Directions for this task - Repeat exactly each line of the data provided below.

The data -
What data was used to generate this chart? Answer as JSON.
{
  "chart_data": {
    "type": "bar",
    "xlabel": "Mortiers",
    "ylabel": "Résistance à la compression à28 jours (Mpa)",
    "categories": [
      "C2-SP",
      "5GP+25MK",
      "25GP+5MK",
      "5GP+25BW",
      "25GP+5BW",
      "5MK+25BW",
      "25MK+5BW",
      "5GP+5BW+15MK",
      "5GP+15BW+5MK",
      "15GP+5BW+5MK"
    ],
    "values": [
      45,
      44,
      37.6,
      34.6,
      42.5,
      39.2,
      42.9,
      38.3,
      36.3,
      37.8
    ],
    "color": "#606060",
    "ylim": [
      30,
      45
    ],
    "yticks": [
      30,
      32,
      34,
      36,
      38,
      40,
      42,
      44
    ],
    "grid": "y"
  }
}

Expected answer -
What data was used to generate this chart? Answer as JSON.
{
  "chart_data": {
    "type": "bar",
    "xlabel": "Mortiers",
    "ylabel": "Résistance à la compression à28 jours (Mpa)",
    "categories": [
      "C2-SP",
      "5GP+25MK",
      "25GP+5MK",
      "5GP+25BW",
      "25GP+5BW",
      "5MK+25BW",
      "25MK+5BW",
      "5GP+5BW+15MK",
      "5GP+15BW+5MK",
      "15GP+5BW+5MK"
    ],
    "values": [
      45,
      44,
      37.6,
      34.6,
      42.5,
      39.2,
      42.9,
      38.3,
      36.3,
      37.8
    ],
    "color": "#606060",
    "ylim": [
      30,
      45
    ],
    "yticks": [
      30,
      32,
      34,
      36,
      38,
      40,
      42,
      44
    ],
    "grid": "y"
  }
}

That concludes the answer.